## SOURCE PASSAGE
>>>
That’s also where Virginia “Ginny” Drews worked. The two met, got married and later had a son.
After moving around quite a bit with job opportunities in several states across the eastern U.S., they moved back to Charleston in the late 1990s when the company Scott worked for was bought and operations were moved to Mexico.
Scott took an interim job with a company in Spartanburg that served as a feeder plant to BMW. The company paid for his weekday accommodations while he was in the Upstate, but Scott knew he wanted to work closer to home.
“I was looking for a permanent job in the Charleston area and found out this operation (the sawmill) was for sale,” he said. “I thought my background would fit into it even if it was in a different industry.”
In 1999, Scott took the plunge and bought Charleston Heart Pine. With construction in his blood, he now owned the sawmill on the edge of the Francis Marion National Forest in the tiny Berkeley County hamlet of Jamestown, about 45 miles north of downtown Charleston.
Frank Parker and Joe Cantley had started the Charleston Heart Pine business in 1984. Five years later, Hurricane Hugo flattened every structure except an old trailer near the front gate. It now serves as the office for the 20-acre business.
The former owners of Heart Pine rebuilt the sawmill, and it thrived for several years after the hurricane, since a ready supply of timber was coming from all the broken trees in the nearby national forest.
After Scott bought the business, nearly three dozen people worked at the sawmill. Then the housing market crashed during the Great Recession.
Exports of materials for doors and window frames to Europe comprised a large part of the company’s business, but they evaporated in the deep downturn.
When the economy started to rebound, Europe looked for a less expensive source of materials, and businesses on the continent switched from southern yellow pine to Russian red pine, Scott said.
“It’s hard to compete when the price is a lot cheaper, even though the product might not be as good,” he said.
The crux of Charleston Heart Pine’s business now, where five people are employed including Scott’s son, is the flooring and furniture business.
Good heart pine needs to be at least 60 to 70 years old, Scott said as he walked among the business’s grounds where piles of massive tree trunks wait to be carved into boards and sheds are stuffed with cut lumber slated to be placed in new homes throughout Charleston, the Palmetto State and other states.
“It’s more difficult to get older trees now,” he said.
Overharvesting since Colonial times nearly vanquished the older long leaf pines with their bounty of center-hardened wood used for many types of construction materials at one time.
Today, it’s not uncommon for companies to use salvaged logs from river bottoms for building materials.
Scott said most of his firm’s stock comes from within a 50-mile radius, but the company also works with mills in other states to ship in older logs and lumber.
While flooring is a company centerpiece, custom-made furniture is a staple as well.
Tables, benches, chairs, mantels and bedframes are among the specialty items.
Of stair treads and handrails, which the company also custom makes, Scott said, “They are very profitable because hardly anyone does it from heart pine.”
And not everything is fashioned from heart pine, the sturdy center that hardens over many years to give long-leaf pine trees their strength and support.
<<<
## PROVIDED MATERIAL
>>>
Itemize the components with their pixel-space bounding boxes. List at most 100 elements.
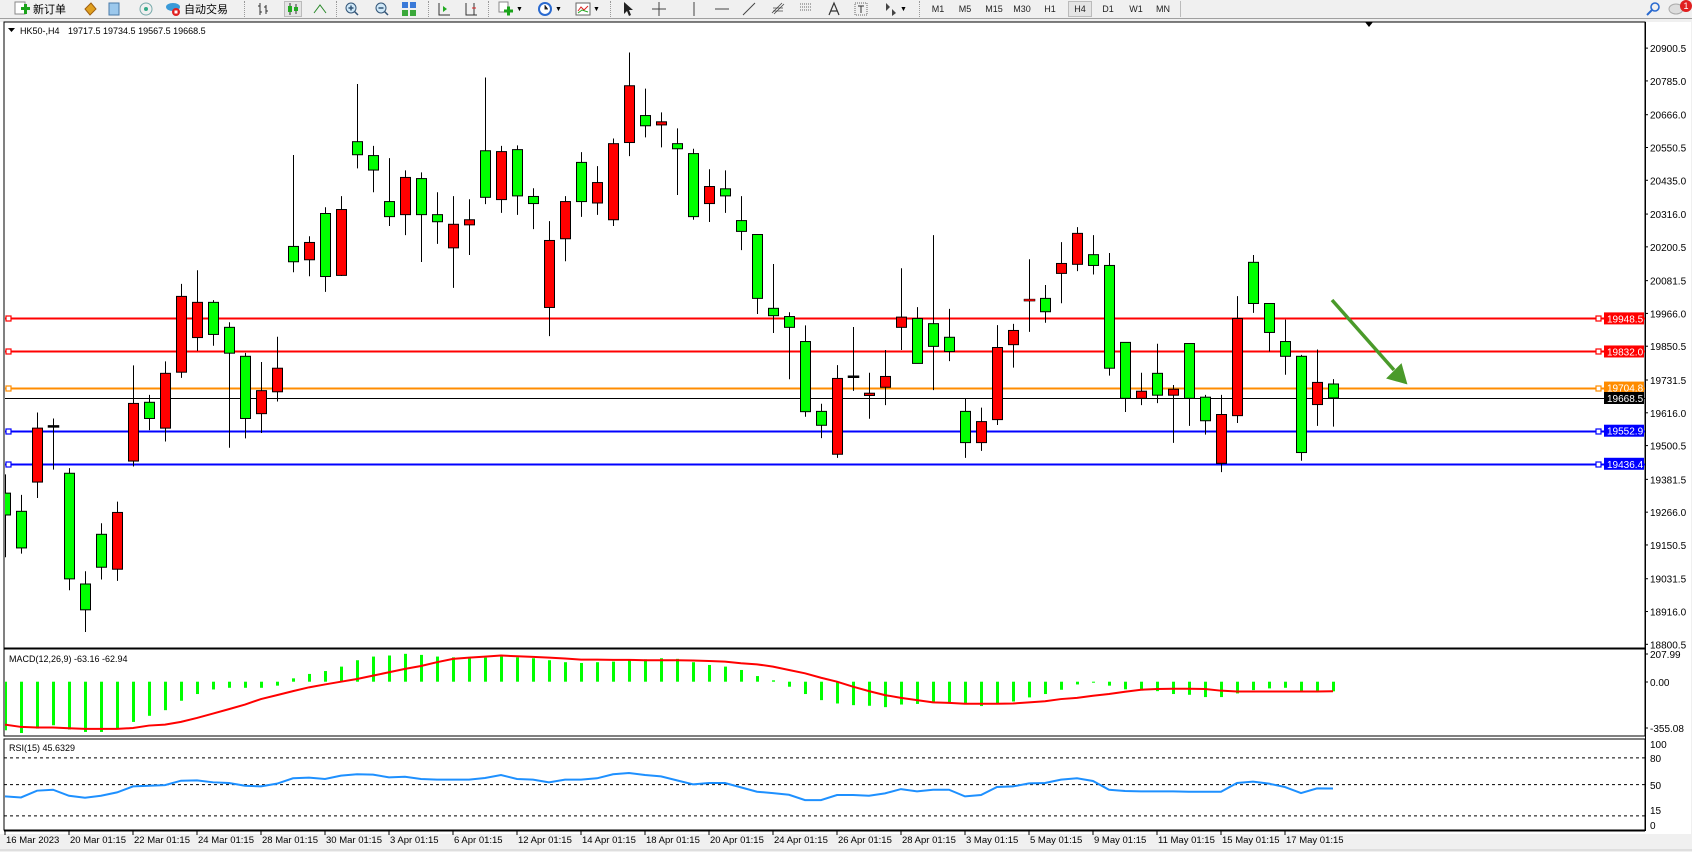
<<<
## EXERCISE REQUIREMENTS
(a) In the article about Charleston Heart Pine, why did the rebuilt sawmill do well in the years after Hurricane Hugo? Answer in one to three sentences.
(b) According to the article about Charleston Heart Pine, how many people work at the business now?
(c) Extend the article about Charleston Heart Pine, picking up after its final sentence.

## RESPONSES IN ORDER
(a) The sawmill had a ready supply of timber from all the trees the hurricane broke in the nearby national forest. That steady supply let the business thrive for several years after the storm.

(b) Five people, including Scott's son.

(c)
Walnut and white oak are popular choices as well. A cypress log was being split into boards for wall paneling during a recent visit.
Almost all of Heart Pine’s business is by telephone or online orders, but Scott occasionally gets a walk-in visit from someone passing through the tucked-away town of 82 people, where South Carolina highways 41 and 45 converge with U.S. Highway 17A south of the Santee River.
While most of the company’s finished products end up in private homes, a bit of its work is on display at a large software company in Charleston.
When Blackbaud decided to build a new headquarters building on Daniel Island a few years ago, the company wanted to preserve some of the wood at the new construction site.
They reached out to Scott, who transformed some of the pine and oak trees into benches on Blackbaud’s grounds.
“With the benches created by Charleston Heart Pine, our employees, customers and visitors can take in the Lowcountry beauty, while sitting on a piece of wood that was grown on that very land,” said Otto Orr, senior director of global real estate for Blackbaud.
“It’s a beautiful tribute to what makes Charleston a great place to live and work, and we’re so grateful for Charleston Heart Pine’s help in bringing our vision to life,” Orr said.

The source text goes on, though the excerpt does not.